=== What the task requires ===
Return all lines that include the string "image".
---- Extracted entries
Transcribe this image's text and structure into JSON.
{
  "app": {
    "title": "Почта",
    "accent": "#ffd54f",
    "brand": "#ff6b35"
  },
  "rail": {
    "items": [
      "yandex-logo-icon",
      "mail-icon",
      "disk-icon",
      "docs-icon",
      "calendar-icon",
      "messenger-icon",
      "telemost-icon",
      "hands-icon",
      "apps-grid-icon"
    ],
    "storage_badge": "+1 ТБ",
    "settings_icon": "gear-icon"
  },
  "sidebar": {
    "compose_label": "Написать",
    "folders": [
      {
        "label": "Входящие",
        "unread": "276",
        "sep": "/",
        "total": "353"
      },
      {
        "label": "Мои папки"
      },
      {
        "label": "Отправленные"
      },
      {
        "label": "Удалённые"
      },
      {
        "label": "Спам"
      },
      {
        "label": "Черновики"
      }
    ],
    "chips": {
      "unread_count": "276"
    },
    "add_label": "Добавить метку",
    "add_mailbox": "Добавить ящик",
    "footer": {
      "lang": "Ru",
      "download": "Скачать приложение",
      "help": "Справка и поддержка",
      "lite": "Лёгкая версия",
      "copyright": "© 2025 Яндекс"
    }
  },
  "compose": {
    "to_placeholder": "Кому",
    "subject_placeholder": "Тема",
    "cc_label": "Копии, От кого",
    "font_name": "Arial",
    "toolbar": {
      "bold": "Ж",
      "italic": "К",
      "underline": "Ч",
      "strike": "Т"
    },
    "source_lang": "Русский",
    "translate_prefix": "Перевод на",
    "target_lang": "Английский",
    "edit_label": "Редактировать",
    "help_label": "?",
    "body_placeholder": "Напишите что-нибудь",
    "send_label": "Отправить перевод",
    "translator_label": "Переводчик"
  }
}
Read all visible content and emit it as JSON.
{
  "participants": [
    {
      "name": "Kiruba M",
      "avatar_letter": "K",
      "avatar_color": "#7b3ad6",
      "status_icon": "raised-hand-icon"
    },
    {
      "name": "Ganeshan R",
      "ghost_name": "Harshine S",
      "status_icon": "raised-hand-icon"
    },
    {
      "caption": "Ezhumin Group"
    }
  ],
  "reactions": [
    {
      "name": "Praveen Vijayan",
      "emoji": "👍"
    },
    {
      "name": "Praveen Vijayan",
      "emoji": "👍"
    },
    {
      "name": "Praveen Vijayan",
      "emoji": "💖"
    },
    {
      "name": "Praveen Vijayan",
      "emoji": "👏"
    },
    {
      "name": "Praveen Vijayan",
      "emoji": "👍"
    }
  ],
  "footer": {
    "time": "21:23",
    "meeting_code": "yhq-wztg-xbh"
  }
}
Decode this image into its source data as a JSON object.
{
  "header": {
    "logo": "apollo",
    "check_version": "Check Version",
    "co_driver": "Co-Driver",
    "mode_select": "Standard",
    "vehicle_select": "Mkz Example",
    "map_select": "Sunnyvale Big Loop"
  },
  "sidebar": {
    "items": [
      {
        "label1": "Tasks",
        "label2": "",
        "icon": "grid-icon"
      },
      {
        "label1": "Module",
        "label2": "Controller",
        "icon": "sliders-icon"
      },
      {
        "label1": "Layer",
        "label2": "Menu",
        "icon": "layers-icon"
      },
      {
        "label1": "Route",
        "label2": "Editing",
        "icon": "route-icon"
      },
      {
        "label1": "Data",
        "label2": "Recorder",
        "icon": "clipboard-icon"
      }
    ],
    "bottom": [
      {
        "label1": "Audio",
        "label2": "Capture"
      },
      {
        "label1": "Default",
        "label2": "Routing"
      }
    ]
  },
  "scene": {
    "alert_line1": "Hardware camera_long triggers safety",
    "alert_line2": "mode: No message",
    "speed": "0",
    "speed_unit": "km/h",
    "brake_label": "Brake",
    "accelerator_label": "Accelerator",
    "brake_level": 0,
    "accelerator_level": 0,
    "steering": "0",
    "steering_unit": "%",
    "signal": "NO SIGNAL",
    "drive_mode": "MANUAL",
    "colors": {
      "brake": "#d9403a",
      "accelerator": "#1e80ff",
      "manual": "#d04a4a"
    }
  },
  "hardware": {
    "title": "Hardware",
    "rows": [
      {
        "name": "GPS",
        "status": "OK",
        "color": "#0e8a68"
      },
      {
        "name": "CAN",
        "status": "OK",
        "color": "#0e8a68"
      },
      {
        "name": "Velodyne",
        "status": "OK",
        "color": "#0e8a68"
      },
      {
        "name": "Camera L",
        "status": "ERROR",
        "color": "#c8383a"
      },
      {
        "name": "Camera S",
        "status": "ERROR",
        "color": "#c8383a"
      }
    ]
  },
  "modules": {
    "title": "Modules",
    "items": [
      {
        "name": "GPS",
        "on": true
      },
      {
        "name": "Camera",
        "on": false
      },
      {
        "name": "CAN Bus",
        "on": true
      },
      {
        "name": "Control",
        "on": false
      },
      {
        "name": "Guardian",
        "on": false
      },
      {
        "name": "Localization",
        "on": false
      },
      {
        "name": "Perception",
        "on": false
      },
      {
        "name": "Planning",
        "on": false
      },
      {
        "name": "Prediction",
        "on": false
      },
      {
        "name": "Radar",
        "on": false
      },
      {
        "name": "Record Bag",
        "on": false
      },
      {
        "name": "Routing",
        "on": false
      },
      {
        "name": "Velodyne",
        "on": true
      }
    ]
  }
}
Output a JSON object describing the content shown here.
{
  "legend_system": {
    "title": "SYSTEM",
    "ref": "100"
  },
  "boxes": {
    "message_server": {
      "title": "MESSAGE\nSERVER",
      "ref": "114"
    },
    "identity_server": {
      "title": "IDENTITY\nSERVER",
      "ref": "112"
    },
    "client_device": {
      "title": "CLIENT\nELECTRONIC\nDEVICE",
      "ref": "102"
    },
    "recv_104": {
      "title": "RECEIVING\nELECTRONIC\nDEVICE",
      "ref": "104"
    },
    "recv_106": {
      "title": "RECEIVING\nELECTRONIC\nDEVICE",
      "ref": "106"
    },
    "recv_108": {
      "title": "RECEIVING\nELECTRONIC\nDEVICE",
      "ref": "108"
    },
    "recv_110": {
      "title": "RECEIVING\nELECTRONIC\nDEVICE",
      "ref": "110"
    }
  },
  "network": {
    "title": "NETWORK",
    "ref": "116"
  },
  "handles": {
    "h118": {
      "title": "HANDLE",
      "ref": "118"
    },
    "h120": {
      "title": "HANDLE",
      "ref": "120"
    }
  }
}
--------
=== Task output ===
Transcribe this image's text and structure into JSON.
Decode this image into its source data as a JSON object.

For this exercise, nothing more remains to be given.